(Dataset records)
☆ ☆ ☆

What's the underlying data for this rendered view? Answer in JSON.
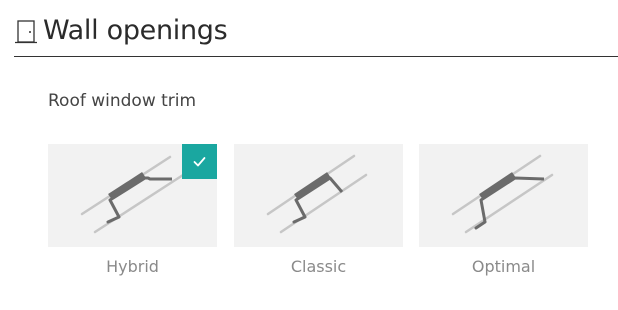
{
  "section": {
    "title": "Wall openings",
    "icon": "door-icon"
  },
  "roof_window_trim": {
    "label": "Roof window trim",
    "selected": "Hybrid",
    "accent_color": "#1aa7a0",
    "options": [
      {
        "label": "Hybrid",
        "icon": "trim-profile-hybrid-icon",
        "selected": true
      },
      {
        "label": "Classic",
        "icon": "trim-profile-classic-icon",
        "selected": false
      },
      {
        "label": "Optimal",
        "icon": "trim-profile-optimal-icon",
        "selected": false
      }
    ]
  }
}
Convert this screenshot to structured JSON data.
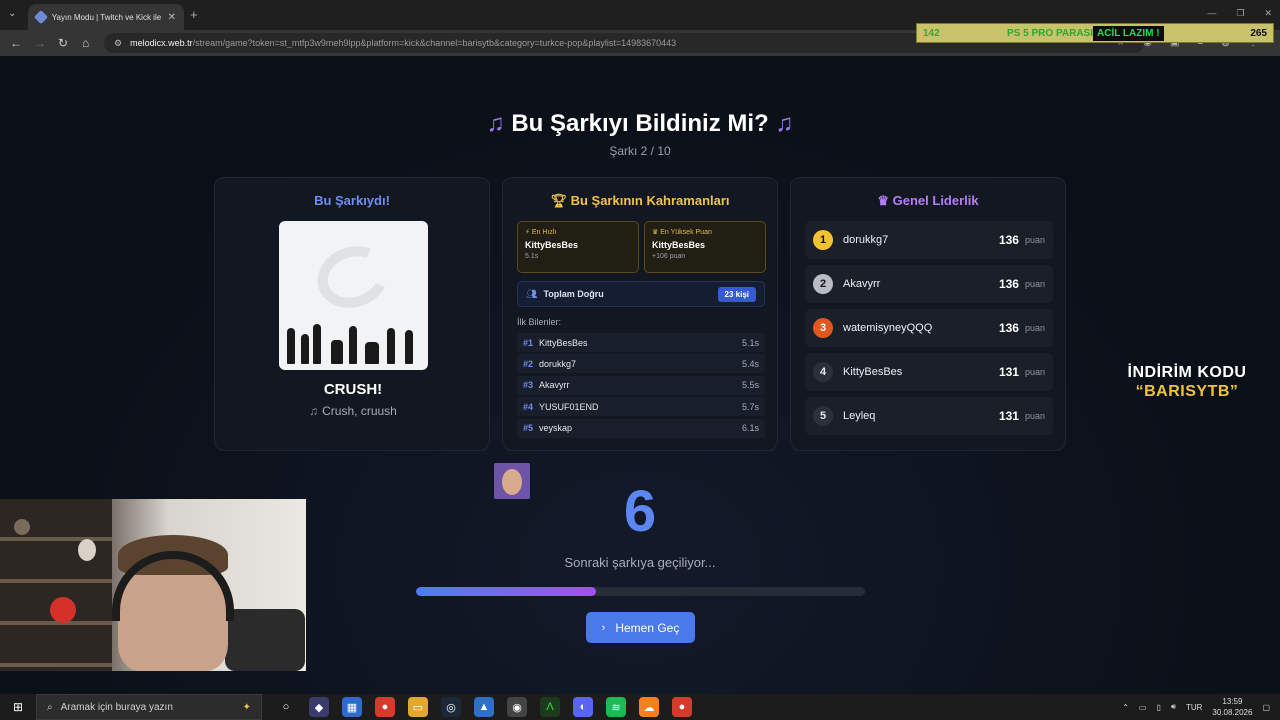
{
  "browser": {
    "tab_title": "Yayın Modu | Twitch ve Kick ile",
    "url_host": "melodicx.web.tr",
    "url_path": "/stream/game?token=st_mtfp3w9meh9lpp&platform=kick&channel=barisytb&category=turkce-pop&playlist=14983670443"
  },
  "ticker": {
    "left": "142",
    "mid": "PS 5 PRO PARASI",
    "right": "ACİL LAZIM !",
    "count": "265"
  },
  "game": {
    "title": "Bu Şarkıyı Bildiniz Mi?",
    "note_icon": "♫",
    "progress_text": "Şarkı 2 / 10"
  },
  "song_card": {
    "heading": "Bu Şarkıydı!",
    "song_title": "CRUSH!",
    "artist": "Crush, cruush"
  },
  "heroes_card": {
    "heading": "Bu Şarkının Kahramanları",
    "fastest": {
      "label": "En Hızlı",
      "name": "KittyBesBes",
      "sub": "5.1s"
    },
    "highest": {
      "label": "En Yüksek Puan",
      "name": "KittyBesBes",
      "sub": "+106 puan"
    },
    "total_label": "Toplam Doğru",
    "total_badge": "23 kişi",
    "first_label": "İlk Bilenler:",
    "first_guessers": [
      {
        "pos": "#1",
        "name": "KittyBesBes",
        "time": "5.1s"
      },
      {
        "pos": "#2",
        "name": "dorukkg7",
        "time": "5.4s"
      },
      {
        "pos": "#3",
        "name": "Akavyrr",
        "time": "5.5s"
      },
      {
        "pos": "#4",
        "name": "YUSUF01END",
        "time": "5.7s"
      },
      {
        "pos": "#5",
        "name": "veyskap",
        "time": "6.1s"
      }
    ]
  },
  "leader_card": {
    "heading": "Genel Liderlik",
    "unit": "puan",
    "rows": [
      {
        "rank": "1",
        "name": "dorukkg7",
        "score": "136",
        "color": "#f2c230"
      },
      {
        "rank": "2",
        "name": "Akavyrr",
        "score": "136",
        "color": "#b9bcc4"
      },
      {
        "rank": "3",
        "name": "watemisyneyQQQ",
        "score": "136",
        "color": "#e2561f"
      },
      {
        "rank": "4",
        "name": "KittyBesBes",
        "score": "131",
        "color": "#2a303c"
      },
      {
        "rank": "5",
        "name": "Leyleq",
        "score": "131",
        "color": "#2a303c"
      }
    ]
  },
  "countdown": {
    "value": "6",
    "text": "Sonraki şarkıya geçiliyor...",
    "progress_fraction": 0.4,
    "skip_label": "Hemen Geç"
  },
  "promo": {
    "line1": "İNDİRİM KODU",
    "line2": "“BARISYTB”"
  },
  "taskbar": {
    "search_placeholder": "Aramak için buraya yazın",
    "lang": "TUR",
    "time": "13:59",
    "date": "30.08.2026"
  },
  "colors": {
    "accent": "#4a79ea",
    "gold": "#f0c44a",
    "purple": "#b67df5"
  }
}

☆ ☆ ☆

Work to complete:
Establish how many lines of the records contain the string "this" and state that number without elaboration.

Exercise response:
2